To do
Extract each line from the entries below that has the string "成民终字第号民事判决书" in it.

··· Records provided ···

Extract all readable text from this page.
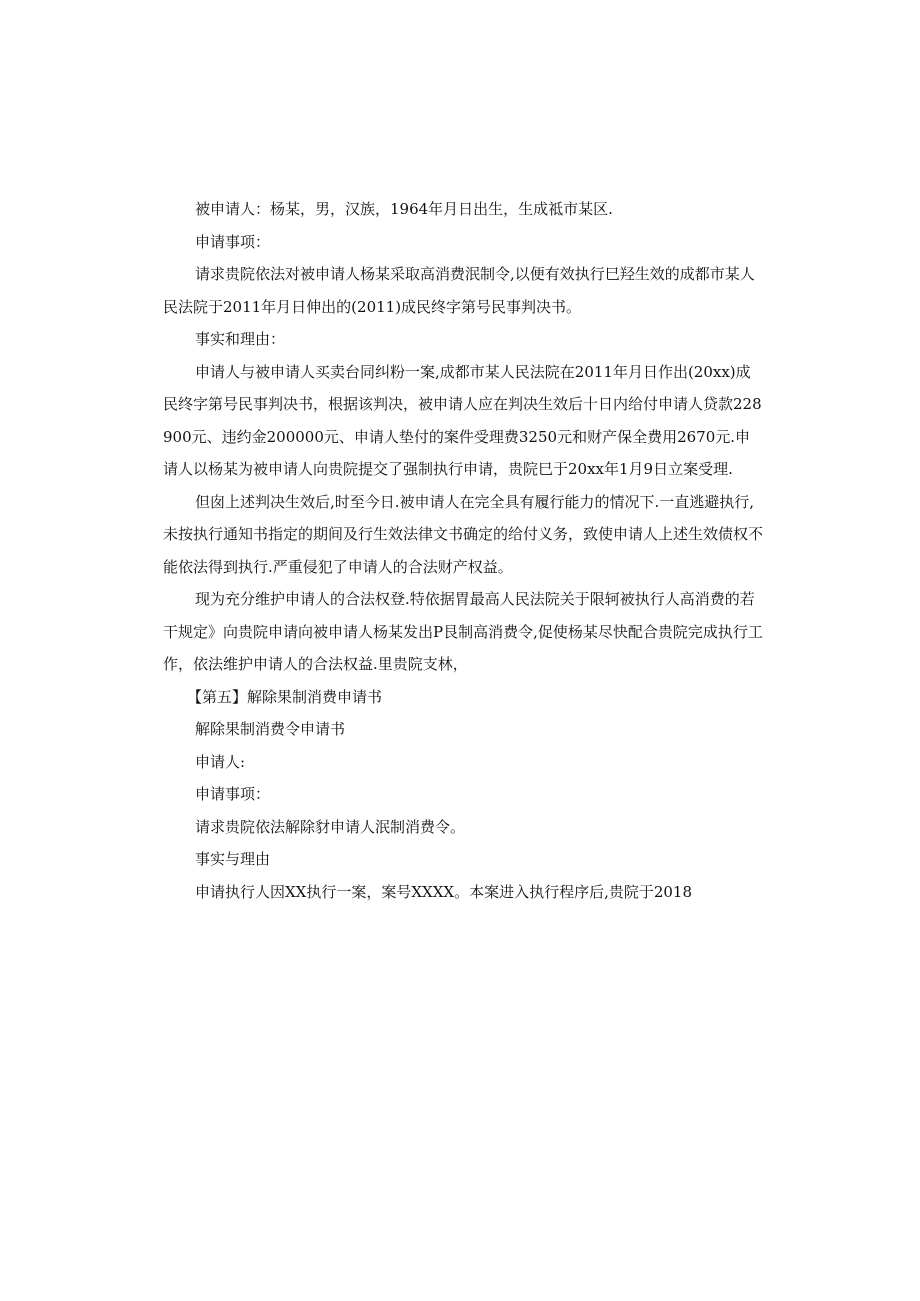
被申请人：杨某，男，汉族，1964年月日出生，生成祗市某区.

申请事项：

请求贵院依法对被申请人杨某采取高消费泯制令,以便有效执行巳羟生效的成都市某人民法院于2011年月日伸出的(2011)成民终字第号民事判决书。

事实和理由：

申请人与被申请人买卖台同纠粉一案,成都市某人民法院在2011年月日作出(20xx)成民终字第号民事判决书，根据该判决，被申请人应在判决生效后十日内给付申请人贷款228900元、违约金200000元、申请人垫付的案件受理费3250元和财产保全费用2670元.申请人以杨某为被申请人向贵院提交了强制执行申请，贵院巳于20xx年1月9日立案受理.

但囱上述判决生效后,时至今日.被申请人在完全具有履行能力的情况下.一直逃避执行,未按执行通知书指定的期间及行生效法律文书确定的给付义务，致使申请人上述生效债权不能依法得到执行.严重侵犯了申请人的合法财产权益。

现为充分维护申请人的合法权登.特依据胃最高人民法院关于限轲被执行人高消费的若干规定》向贵院申请向被申请人杨某发出P艮制高消费令,促使杨某尽快配合贵院完成执行工作，依法维护申请人的合法权益.里贵院支林，

【第五】解除果制消费申请书

解除果制消费令申请书

申请人:

申请事项：

请求贵院依法解除豺申请人泯制消费令。

事实与理由

申请执行人因XX执行一案，案号XXXX。本案进入执行程序后,贵院于2018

···

Task solution
请求贵院依法对被申请人杨某采取高消费泯制令,以便有效执行巳羟生效的成都市某人民法院于2011年月日伸出的(2011)成民终字第号民事判决书。
申请人与被申请人买卖台同纠粉一案,成都市某人民法院在2011年月日作出(20xx)成民终字第号民事判决书，根据该判决，被申请人应在判决生效后十日内给付申请人贷款228900元、违约金200000元、申请人垫付的案件受理费3250元和财产保全费用2670元.申请人以杨某为被申请人向贵院提交了强制执行申请，贵院巳于20xx年1月9日立案受理.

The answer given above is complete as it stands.